TASK:
Give every line back verbatim, dropping all images.

* begin *

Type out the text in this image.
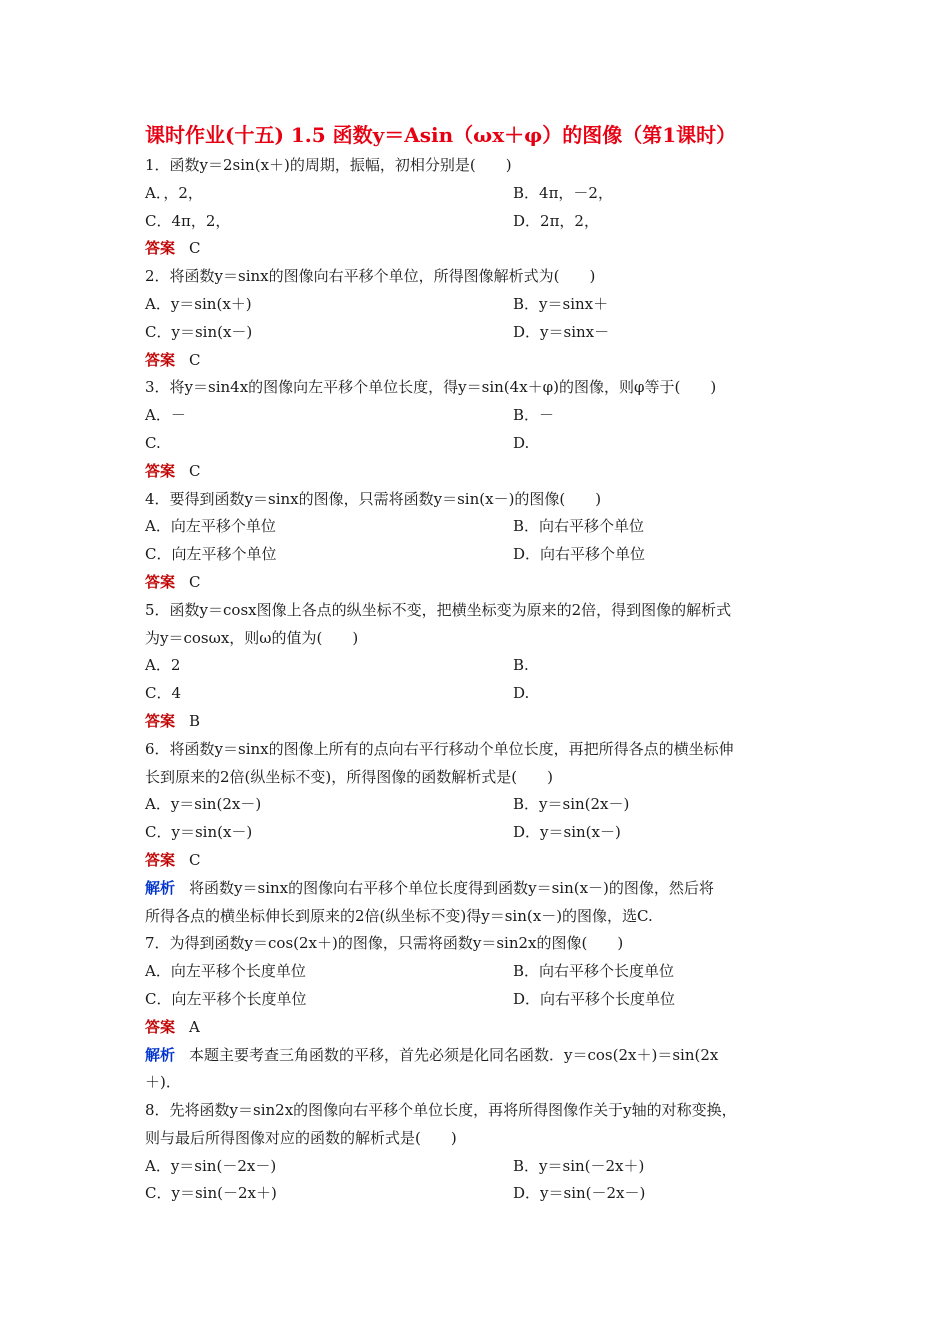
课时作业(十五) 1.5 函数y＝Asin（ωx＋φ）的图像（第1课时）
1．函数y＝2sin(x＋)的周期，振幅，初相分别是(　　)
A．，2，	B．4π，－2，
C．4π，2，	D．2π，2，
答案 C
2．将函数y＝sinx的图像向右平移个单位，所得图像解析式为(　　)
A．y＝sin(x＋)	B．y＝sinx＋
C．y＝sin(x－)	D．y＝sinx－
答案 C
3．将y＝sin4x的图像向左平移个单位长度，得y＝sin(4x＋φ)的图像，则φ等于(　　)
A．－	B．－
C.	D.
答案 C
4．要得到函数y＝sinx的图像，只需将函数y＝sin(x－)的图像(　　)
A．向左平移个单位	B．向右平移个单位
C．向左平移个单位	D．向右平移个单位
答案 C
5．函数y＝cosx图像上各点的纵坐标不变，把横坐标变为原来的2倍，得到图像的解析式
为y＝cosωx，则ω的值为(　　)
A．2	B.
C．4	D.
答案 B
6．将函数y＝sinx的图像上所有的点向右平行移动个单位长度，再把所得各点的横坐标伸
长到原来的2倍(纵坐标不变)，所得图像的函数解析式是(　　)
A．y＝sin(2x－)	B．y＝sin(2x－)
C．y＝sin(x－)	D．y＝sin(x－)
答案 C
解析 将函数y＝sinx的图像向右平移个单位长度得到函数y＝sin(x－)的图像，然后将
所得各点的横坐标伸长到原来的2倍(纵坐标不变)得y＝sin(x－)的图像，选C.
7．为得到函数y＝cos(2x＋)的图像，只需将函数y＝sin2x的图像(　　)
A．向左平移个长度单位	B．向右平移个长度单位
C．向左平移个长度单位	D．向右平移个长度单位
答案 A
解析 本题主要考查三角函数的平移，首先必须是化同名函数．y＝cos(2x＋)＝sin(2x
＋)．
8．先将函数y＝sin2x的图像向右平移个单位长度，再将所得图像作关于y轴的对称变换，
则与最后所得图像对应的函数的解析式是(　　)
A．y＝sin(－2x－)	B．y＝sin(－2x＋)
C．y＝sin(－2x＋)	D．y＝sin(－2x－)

* end *

FULL ANSWER:
Type out the text in this image.
课时作业(十五) 1.5 函数y＝Asin（ωx＋φ）的图像（第1课时）
1．函数y＝2sin(x＋)的周期，振幅，初相分别是(　　)
A．，2，	B．4π，－2，
C．4π，2，	D．2π，2，
答案 C
2．将函数y＝sinx的图像向右平移个单位，所得图像解析式为(　　)
A．y＝sin(x＋)	B．y＝sinx＋
C．y＝sin(x－)	D．y＝sinx－
答案 C
3．将y＝sin4x的图像向左平移个单位长度，得y＝sin(4x＋φ)的图像，则φ等于(　　)
A．－	B．－
C.	D.
答案 C
4．要得到函数y＝sinx的图像，只需将函数y＝sin(x－)的图像(　　)
A．向左平移个单位	B．向右平移个单位
C．向左平移个单位	D．向右平移个单位
答案 C
5．函数y＝cosx图像上各点的纵坐标不变，把横坐标变为原来的2倍，得到图像的解析式
为y＝cosωx，则ω的值为(　　)
A．2	B.
C．4	D.
答案 B
6．将函数y＝sinx的图像上所有的点向右平行移动个单位长度，再把所得各点的横坐标伸
长到原来的2倍(纵坐标不变)，所得图像的函数解析式是(　　)
A．y＝sin(2x－)	B．y＝sin(2x－)
C．y＝sin(x－)	D．y＝sin(x－)
答案 C
解析 将函数y＝sinx的图像向右平移个单位长度得到函数y＝sin(x－)的图像，然后将
所得各点的横坐标伸长到原来的2倍(纵坐标不变)得y＝sin(x－)的图像，选C.
7．为得到函数y＝cos(2x＋)的图像，只需将函数y＝sin2x的图像(　　)
A．向左平移个长度单位	B．向右平移个长度单位
C．向左平移个长度单位	D．向右平移个长度单位
答案 A
解析 本题主要考查三角函数的平移，首先必须是化同名函数．y＝cos(2x＋)＝sin(2x
＋)．
8．先将函数y＝sin2x的图像向右平移个单位长度，再将所得图像作关于y轴的对称变换，
则与最后所得图像对应的函数的解析式是(　　)
A．y＝sin(－2x－)	B．y＝sin(－2x＋)
C．y＝sin(－2x＋)	D．y＝sin(－2x－)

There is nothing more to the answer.